Given data start

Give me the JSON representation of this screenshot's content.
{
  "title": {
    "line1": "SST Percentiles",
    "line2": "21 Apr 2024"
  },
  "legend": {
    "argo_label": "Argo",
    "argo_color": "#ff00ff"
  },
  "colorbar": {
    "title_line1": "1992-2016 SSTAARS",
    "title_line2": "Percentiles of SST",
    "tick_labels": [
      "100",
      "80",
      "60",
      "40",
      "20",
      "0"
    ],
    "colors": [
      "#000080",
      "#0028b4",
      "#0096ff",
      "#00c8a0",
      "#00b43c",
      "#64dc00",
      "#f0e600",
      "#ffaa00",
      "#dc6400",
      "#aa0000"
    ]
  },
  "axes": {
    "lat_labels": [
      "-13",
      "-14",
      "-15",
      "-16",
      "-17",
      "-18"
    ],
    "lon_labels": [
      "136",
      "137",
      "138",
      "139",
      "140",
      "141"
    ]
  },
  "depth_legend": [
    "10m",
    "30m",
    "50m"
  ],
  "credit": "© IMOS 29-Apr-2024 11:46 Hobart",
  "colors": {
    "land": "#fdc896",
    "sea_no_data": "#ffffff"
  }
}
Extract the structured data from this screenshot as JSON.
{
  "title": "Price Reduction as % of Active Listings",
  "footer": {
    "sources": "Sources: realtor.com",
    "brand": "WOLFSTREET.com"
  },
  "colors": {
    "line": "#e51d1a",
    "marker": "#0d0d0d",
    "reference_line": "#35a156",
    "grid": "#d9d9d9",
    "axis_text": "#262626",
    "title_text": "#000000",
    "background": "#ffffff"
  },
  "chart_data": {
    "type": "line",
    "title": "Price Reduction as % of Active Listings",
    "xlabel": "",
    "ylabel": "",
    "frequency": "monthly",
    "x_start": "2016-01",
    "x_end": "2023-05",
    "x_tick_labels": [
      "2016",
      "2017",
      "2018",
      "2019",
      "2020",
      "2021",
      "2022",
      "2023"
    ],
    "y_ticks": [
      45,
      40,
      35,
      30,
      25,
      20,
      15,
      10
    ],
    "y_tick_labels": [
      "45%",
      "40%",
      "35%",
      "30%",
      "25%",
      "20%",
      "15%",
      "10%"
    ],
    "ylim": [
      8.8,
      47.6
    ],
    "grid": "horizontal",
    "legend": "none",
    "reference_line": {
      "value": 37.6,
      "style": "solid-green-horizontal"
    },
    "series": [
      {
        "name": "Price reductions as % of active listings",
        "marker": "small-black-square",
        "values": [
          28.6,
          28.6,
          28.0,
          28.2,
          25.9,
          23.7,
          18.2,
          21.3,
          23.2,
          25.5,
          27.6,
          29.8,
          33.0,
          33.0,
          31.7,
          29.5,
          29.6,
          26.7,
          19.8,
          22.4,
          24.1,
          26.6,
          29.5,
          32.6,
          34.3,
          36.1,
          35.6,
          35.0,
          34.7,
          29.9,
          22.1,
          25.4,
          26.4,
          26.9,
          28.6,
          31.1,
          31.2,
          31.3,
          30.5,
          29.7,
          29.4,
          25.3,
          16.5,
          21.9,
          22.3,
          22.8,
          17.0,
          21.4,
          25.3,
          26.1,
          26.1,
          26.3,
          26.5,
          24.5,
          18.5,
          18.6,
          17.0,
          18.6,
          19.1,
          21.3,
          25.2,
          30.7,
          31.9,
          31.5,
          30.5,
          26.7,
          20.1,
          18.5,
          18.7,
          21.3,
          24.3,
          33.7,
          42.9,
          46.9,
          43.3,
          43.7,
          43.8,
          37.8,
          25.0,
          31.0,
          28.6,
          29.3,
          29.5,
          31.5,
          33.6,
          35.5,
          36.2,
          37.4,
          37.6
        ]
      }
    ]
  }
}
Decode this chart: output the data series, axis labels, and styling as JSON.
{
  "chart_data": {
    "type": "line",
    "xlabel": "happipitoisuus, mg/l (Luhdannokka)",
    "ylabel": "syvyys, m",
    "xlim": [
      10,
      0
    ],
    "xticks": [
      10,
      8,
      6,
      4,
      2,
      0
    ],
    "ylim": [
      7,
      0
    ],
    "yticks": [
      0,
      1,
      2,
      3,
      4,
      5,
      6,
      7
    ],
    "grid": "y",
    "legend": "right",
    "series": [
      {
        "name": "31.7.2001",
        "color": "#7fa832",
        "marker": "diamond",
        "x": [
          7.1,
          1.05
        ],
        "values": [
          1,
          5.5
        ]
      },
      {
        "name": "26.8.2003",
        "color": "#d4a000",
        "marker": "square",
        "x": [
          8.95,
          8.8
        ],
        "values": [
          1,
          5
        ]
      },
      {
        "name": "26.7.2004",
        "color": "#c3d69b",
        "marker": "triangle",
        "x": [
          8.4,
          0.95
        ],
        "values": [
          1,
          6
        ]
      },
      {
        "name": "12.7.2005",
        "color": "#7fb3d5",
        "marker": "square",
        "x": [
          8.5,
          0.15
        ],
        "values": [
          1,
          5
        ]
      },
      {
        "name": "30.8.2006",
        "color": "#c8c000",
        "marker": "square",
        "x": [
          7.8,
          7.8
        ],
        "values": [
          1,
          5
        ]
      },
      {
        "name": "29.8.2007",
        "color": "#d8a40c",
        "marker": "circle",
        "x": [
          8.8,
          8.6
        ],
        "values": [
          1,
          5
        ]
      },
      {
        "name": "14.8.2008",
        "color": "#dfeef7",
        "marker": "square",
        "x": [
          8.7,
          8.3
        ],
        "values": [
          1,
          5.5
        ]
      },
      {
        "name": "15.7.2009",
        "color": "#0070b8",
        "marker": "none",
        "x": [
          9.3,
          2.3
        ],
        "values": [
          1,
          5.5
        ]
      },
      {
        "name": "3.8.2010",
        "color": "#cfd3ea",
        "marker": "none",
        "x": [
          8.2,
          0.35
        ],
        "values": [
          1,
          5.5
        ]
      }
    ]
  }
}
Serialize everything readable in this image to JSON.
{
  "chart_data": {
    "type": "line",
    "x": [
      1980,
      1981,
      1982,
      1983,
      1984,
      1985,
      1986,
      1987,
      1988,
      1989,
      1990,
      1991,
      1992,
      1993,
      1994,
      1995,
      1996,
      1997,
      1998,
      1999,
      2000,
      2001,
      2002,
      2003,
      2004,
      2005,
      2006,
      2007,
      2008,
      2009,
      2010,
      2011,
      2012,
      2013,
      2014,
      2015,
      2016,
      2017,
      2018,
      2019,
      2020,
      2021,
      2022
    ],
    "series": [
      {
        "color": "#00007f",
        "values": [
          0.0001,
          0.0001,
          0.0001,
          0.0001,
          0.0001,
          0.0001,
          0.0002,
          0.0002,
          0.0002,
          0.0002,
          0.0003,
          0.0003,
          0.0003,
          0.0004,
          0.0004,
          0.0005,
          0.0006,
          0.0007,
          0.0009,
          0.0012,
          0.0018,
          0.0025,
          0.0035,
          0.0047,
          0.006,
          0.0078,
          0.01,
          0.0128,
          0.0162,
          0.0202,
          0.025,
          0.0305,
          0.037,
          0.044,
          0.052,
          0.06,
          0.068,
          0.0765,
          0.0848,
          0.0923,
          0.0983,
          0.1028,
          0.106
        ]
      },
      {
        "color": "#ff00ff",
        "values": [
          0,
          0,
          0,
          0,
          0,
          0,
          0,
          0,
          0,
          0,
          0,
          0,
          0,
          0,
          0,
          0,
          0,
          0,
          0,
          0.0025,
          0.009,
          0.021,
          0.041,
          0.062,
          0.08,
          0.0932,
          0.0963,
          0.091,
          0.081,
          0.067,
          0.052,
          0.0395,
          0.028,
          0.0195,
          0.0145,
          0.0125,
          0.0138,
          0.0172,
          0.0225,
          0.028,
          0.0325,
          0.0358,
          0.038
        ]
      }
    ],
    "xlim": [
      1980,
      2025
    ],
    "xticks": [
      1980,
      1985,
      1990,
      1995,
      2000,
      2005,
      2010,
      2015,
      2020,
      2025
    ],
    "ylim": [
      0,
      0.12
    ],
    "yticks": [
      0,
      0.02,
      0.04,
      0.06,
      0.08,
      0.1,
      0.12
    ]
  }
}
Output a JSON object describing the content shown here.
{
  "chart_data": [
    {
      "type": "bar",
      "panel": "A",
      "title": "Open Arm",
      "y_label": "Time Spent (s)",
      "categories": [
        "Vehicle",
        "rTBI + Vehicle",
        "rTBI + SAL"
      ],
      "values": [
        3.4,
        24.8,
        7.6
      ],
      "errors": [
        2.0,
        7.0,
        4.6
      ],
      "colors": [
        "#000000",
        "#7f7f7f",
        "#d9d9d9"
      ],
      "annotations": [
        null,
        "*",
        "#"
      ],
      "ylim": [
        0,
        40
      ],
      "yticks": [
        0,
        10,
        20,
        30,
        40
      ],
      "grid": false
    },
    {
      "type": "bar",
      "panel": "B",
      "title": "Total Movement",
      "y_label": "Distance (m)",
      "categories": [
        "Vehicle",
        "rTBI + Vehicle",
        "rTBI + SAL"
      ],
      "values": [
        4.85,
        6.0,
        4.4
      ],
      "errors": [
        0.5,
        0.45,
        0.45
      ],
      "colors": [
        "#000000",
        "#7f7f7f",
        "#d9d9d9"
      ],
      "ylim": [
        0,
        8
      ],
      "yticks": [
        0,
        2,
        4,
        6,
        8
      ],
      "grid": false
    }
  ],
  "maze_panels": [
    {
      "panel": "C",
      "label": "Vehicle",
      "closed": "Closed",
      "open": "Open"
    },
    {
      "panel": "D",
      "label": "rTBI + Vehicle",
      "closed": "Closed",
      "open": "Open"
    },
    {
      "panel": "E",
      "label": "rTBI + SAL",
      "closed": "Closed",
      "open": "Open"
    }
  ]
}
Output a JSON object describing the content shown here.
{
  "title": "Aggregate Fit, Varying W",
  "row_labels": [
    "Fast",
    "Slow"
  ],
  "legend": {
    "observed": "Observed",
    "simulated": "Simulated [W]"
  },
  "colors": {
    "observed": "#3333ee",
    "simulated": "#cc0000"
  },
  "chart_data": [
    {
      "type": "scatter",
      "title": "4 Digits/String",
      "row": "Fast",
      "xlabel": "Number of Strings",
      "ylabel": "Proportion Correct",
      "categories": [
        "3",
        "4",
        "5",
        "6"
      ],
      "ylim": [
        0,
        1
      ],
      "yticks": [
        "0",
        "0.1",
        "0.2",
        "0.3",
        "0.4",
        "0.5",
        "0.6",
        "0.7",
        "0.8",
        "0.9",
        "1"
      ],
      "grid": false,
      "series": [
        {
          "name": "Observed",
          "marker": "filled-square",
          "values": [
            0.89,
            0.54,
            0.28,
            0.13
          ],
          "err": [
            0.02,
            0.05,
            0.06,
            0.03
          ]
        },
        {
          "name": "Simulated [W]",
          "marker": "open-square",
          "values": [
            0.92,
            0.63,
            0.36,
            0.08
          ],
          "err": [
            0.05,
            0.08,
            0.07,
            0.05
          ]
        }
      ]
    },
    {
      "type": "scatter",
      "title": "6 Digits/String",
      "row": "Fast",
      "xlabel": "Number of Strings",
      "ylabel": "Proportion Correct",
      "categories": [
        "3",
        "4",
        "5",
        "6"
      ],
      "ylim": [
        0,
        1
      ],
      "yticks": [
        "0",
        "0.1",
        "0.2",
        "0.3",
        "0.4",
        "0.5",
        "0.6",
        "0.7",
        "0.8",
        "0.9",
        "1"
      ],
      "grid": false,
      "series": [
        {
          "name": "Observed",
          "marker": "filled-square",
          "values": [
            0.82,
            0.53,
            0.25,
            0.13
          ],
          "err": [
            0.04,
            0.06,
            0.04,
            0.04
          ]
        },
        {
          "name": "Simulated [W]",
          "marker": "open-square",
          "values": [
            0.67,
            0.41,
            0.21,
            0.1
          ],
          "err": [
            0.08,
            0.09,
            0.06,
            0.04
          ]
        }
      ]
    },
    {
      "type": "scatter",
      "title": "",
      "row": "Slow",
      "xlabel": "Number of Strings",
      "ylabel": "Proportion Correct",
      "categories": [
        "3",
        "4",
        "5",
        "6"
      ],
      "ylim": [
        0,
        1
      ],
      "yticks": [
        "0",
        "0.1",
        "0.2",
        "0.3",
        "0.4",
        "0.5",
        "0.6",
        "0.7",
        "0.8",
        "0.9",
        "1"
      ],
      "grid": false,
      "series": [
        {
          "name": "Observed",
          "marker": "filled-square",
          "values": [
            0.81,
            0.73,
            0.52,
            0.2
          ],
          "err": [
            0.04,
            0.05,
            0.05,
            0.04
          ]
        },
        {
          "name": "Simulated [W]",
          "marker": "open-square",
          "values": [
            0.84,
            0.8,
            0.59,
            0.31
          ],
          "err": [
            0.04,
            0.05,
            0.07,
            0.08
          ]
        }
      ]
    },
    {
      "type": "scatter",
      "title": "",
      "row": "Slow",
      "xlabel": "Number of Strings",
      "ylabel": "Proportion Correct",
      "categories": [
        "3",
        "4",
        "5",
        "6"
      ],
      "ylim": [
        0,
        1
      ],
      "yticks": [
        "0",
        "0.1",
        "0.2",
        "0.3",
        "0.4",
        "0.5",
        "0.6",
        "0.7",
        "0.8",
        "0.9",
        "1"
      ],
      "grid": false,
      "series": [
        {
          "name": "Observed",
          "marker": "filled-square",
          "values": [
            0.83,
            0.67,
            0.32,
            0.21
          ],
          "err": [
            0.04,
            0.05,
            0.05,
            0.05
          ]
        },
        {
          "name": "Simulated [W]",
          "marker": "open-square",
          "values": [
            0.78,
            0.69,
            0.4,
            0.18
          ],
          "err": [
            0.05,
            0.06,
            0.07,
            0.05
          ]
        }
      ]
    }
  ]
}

Given data end

- Work required: In the entries above, identify every line with the string "horizontal".

- Output of the task:
    "grid": "horizontal",
      "style": "solid-green-horizontal"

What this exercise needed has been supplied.